* start *

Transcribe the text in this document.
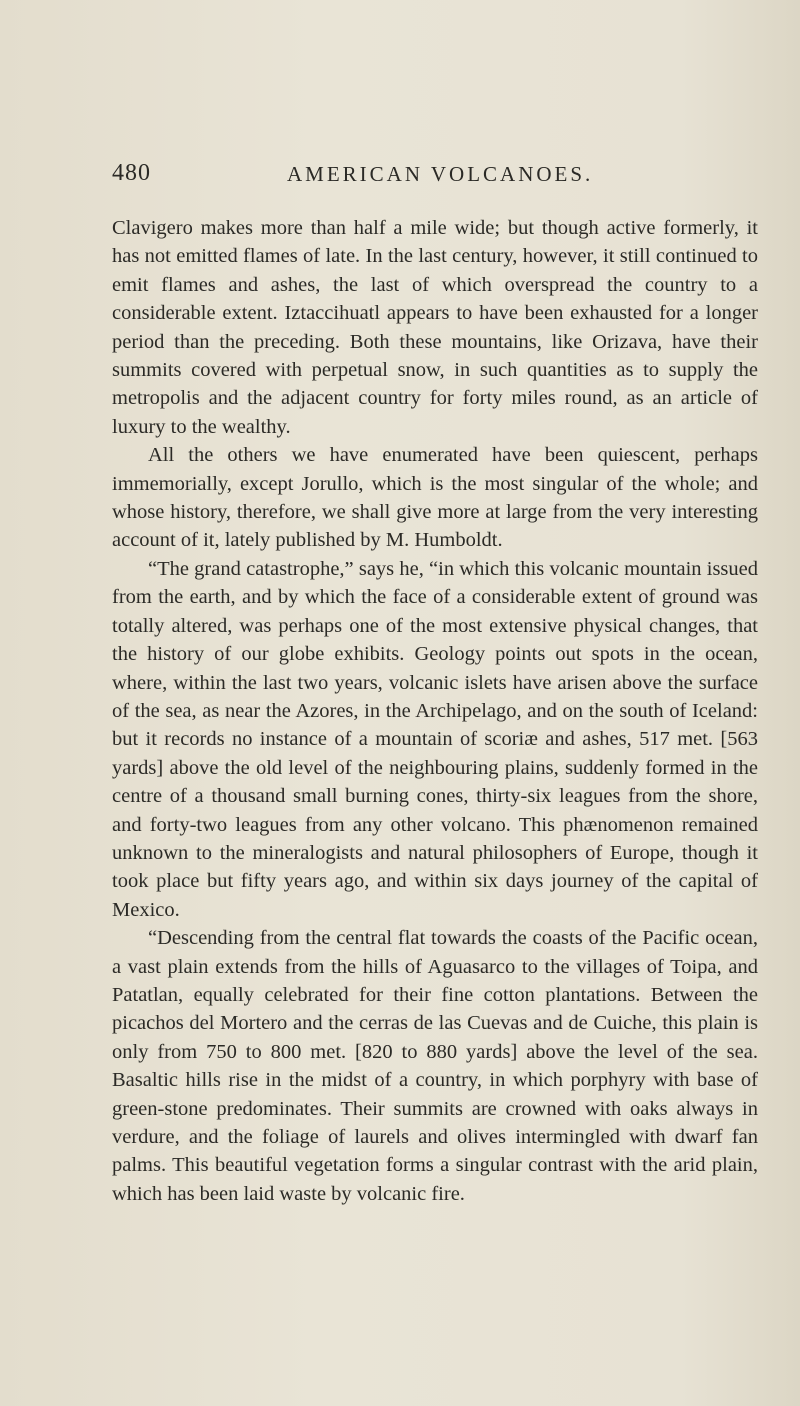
480	AMERICAN VOLCANOES.

Clavigero makes more than half a mile wide; but though active formerly, it has not emitted flames of late. In the last century, however, it still continued to emit flames and ashes, the last of which overspread the country to a considerable extent. Iztaccihuatl appears to have been exhausted for a longer period than the preceding. Both these mountains, like Orizava, have their summits covered with perpetual snow, in such quantities as to supply the metropolis and the adjacent country for forty miles round, as an article of luxury to the wealthy.

All the others we have enumerated have been quiescent, perhaps immemorially, except Jorullo, which is the most singular of the whole; and whose history, therefore, we shall give more at large from the very interesting account of it, lately published by M. Humboldt.

“The grand catastrophe,” says he, “in which this volcanic mountain issued from the earth, and by which the face of a considerable extent of ground was totally altered, was perhaps one of the most extensive physical changes, that the history of our globe exhibits. Geology points out spots in the ocean, where, within the last two years, volcanic islets have arisen above the surface of the sea, as near the Azores, in the Archipelago, and on the south of Iceland: but it records no instance of a mountain of scoriæ and ashes, 517 met. [563 yards] above the old level of the neighbouring plains, suddenly formed in the centre of a thousand small burning cones, thirty-six leagues from the shore, and forty-two leagues from any other volcano. This phænomenon remained unknown to the mineralogists and natural philosophers of Europe, though it took place but fifty years ago, and within six days journey of the capital of Mexico.

“Descending from the central flat towards the coasts of the Pacific ocean, a vast plain extends from the hills of Aguasarco to the villages of Toipa, and Patatlan, equally celebrated for their fine cotton plantations. Between the picachos del Mortero and the cerras de las Cuevas and de Cuiche, this plain is only from 750 to 800 met. [820 to 880 yards] above the level of the sea. Basaltic hills rise in the midst of a country, in which porphyry with base of green-stone predominates. Their summits are crowned with oaks always in verdure, and the foliage of laurels and olives intermingled with dwarf fan palms. This beautiful vegetation forms a singular contrast with the arid plain, which has been laid waste by volcanic fire.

* end *

Skip the pictures and transcribe the rest of the records exactly.

Transcribe the text in this document.
480	AMERICAN VOLCANOES.

Clavigero makes more than half a mile wide; but though active formerly, it has not emitted flames of late. In the last century, however, it still continued to emit flames and ashes, the last of which overspread the country to a considerable extent. Iztaccihuatl appears to have been exhausted for a longer period than the preceding. Both these mountains, like Orizava, have their summits covered with perpetual snow, in such quantities as to supply the metropolis and the adjacent country for forty miles round, as an article of luxury to the wealthy.

All the others we have enumerated have been quiescent, perhaps immemorially, except Jorullo, which is the most singular of the whole; and whose history, therefore, we shall give more at large from the very interesting account of it, lately published by M. Humboldt.

“The grand catastrophe,” says he, “in which this volcanic mountain issued from the earth, and by which the face of a considerable extent of ground was totally altered, was perhaps one of the most extensive physical changes, that the history of our globe exhibits. Geology points out spots in the ocean, where, within the last two years, volcanic islets have arisen above the surface of the sea, as near the Azores, in the Archipelago, and on the south of Iceland: but it records no instance of a mountain of scoriæ and ashes, 517 met. [563 yards] above the old level of the neighbouring plains, suddenly formed in the centre of a thousand small burning cones, thirty-six leagues from the shore, and forty-two leagues from any other volcano. This phænomenon remained unknown to the mineralogists and natural philosophers of Europe, though it took place but fifty years ago, and within six days journey of the capital of Mexico.

“Descending from the central flat towards the coasts of the Pacific ocean, a vast plain extends from the hills of Aguasarco to the villages of Toipa, and Patatlan, equally celebrated for their fine cotton plantations. Between the picachos del Mortero and the cerras de las Cuevas and de Cuiche, this plain is only from 750 to 800 met. [820 to 880 yards] above the level of the sea. Basaltic hills rise in the midst of a country, in which porphyry with base of green-stone predominates. Their summits are crowned with oaks always in verdure, and the foliage of laurels and olives intermingled with dwarf fan palms. This beautiful vegetation forms a singular contrast with the arid plain, which has been laid waste by volcanic fire.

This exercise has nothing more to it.